Your instructions –
Find and copy each line of the records where the string "превышать" shows up.

= = = = = = =

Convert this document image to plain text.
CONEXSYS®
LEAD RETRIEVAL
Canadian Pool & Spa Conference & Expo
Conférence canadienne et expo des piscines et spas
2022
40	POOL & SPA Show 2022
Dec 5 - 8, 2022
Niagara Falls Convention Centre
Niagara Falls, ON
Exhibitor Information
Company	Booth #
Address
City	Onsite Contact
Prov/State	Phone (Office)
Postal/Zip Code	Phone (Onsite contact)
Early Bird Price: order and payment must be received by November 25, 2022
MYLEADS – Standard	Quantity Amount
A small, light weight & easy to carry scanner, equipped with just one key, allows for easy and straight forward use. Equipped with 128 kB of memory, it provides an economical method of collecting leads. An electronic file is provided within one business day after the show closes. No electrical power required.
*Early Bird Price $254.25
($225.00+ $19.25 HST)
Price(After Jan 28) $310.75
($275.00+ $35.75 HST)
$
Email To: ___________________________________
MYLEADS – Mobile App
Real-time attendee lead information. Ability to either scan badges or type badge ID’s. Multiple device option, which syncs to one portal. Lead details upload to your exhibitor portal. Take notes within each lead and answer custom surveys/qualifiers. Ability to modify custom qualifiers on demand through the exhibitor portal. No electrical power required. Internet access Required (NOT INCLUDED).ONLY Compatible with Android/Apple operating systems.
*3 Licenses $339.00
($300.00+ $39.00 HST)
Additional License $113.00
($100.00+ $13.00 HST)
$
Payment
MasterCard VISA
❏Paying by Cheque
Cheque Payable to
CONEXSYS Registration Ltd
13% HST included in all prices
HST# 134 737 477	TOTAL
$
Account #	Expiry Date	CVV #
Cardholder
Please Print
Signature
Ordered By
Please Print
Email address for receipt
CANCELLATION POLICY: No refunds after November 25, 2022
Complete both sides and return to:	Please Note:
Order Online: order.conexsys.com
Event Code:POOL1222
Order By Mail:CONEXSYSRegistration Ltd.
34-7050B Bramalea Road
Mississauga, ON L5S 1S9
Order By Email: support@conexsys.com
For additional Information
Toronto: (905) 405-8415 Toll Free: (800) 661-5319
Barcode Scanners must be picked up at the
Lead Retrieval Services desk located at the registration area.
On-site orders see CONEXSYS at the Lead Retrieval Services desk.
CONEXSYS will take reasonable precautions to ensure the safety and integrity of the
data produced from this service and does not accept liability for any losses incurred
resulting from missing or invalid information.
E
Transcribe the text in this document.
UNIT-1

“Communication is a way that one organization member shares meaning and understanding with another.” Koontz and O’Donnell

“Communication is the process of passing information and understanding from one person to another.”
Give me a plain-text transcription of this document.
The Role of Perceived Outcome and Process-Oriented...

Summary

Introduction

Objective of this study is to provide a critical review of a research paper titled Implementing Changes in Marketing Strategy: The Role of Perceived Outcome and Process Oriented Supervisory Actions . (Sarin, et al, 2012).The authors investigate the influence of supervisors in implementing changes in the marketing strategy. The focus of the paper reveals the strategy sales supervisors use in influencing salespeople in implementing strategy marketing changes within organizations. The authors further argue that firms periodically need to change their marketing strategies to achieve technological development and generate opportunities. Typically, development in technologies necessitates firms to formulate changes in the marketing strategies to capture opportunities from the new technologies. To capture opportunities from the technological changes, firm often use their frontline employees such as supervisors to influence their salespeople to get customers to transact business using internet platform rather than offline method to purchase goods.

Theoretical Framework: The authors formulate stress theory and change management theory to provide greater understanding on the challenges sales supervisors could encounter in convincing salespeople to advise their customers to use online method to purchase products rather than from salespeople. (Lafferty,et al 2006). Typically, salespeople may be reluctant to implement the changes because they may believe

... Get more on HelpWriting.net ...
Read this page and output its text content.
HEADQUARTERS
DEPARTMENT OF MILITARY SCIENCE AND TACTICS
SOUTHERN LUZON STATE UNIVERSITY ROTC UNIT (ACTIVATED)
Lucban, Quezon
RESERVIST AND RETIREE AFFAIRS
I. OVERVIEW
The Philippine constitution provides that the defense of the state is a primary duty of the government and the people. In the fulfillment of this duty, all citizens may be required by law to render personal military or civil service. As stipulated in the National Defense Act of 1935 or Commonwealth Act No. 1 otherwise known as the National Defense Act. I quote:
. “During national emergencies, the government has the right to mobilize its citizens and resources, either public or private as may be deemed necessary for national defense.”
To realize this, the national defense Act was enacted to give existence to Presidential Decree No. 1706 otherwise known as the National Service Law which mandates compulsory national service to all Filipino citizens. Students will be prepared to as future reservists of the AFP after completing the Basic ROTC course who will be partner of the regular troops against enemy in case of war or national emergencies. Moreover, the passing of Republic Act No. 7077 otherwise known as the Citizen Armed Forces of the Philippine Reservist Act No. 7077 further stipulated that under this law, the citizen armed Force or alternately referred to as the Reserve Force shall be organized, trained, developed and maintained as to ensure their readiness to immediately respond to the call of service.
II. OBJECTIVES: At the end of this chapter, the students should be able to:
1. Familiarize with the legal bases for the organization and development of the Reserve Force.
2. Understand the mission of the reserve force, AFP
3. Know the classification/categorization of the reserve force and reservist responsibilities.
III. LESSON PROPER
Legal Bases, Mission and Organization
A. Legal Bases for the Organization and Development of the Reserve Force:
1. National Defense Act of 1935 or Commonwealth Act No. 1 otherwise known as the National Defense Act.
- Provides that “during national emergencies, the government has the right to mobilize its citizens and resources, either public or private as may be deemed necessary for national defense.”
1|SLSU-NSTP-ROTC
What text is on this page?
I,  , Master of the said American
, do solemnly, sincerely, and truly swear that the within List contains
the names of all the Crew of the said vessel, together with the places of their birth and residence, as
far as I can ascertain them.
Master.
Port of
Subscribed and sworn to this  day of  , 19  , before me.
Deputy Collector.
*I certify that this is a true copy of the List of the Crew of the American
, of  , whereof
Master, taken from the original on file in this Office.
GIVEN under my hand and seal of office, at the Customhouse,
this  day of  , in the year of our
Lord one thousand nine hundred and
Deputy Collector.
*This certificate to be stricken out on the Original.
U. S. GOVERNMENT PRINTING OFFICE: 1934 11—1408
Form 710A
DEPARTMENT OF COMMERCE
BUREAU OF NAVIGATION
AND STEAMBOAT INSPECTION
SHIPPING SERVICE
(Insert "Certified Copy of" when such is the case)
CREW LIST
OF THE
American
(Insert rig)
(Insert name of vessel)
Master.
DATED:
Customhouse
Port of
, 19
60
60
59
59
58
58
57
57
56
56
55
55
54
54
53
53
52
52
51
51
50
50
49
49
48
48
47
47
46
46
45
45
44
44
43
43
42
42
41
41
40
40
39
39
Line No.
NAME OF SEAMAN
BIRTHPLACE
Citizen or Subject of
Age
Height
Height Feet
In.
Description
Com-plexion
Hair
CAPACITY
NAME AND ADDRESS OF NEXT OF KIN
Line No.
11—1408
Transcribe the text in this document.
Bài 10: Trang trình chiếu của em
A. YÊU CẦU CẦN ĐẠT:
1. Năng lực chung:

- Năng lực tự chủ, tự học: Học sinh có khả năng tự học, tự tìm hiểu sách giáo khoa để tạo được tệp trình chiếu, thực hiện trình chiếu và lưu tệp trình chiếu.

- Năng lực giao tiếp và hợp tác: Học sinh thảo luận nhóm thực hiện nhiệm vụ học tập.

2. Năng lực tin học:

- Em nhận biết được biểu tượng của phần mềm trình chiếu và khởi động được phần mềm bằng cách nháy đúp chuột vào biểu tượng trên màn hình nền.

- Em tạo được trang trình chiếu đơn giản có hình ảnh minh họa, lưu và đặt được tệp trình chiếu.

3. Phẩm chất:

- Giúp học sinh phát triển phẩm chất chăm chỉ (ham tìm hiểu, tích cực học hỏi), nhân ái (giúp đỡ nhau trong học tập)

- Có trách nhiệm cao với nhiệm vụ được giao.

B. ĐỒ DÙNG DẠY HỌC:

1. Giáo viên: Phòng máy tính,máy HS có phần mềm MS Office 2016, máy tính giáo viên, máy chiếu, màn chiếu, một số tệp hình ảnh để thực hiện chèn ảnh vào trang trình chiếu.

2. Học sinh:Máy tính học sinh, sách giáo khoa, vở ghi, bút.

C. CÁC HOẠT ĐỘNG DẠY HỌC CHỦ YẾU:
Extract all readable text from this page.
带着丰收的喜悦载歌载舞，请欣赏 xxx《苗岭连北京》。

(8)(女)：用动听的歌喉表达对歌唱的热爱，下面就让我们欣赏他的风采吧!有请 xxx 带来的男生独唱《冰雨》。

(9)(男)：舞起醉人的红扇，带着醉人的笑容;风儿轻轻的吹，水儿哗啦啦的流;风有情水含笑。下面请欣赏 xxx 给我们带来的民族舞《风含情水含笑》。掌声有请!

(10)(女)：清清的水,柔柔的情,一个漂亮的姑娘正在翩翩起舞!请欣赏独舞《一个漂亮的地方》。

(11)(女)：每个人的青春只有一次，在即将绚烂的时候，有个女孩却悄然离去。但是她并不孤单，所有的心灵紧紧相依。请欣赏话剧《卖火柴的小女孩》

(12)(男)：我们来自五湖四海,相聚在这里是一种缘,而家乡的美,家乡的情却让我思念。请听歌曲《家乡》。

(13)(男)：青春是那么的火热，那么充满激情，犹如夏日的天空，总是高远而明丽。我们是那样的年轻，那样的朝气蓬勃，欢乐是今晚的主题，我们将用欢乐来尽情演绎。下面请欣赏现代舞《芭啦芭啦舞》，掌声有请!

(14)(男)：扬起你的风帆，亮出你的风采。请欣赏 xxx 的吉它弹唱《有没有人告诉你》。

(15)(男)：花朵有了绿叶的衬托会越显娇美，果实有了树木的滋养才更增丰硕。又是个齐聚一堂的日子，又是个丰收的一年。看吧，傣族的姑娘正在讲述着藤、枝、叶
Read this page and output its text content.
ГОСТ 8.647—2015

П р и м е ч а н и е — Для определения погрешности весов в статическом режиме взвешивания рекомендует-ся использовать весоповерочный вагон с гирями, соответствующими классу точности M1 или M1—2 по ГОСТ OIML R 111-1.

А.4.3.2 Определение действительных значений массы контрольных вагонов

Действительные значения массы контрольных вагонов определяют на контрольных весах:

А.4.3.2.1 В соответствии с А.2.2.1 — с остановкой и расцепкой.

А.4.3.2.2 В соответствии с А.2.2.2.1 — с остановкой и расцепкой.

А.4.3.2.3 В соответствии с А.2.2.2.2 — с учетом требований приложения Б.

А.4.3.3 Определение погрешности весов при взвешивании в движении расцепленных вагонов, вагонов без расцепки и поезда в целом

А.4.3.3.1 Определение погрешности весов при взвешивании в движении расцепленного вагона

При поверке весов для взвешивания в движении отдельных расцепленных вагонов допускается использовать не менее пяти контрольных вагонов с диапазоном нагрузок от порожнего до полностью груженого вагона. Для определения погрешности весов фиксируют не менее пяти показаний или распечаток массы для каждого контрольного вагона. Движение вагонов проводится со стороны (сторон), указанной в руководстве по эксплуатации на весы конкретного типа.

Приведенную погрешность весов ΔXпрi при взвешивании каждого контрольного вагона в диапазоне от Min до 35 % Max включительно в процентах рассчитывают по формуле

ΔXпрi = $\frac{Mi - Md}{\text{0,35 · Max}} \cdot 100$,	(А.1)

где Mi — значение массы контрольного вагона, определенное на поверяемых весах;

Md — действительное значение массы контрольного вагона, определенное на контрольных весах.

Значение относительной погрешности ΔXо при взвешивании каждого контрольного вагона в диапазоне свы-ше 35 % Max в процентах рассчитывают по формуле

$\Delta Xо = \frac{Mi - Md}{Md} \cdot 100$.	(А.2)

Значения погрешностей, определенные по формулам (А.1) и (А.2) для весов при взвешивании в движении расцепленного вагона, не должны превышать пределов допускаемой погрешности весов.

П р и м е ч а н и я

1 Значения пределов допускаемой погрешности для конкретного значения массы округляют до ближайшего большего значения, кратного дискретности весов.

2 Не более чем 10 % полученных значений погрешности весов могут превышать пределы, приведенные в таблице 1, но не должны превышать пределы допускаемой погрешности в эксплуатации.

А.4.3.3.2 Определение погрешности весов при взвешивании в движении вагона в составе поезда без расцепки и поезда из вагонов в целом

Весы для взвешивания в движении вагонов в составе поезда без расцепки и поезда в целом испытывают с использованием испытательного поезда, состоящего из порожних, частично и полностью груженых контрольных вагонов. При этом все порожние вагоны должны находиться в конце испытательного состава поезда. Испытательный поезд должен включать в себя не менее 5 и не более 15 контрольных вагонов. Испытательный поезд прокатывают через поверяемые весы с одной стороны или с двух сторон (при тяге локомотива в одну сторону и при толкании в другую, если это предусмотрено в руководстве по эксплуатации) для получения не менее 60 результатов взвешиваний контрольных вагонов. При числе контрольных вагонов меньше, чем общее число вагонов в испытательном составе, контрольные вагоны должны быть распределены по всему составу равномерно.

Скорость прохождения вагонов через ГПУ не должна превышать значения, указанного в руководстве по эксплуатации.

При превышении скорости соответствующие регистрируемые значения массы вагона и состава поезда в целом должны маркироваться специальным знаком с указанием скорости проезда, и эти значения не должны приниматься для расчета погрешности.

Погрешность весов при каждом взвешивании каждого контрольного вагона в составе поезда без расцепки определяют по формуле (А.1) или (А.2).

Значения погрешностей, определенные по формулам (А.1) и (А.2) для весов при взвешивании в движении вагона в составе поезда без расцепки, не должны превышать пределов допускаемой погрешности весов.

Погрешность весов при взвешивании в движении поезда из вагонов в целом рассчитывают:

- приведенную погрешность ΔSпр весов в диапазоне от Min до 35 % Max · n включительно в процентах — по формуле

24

= = = = = = =

Output of the exercise –
Значения погрешностей, определенные по формулам (А.1) и (А.2) для весов при взвешивании в движении расцепленного вагона, не должны превышать пределов допускаемой погрешности весов.
2 Не более чем 10 % полученных значений погрешности весов могут превышать пределы, приведенные в таблице 1, но не должны превышать пределы допускаемой погрешности в эксплуатации.
Скорость прохождения вагонов через ГПУ не должна превышать значения, указанного в руководстве по эксплуатации.
Значения погрешностей, определенные по формулам (А.1) и (А.2) для весов при взвешивании в движении вагона в составе поезда без расцепки, не должны превышать пределов допускаемой погрешности весов.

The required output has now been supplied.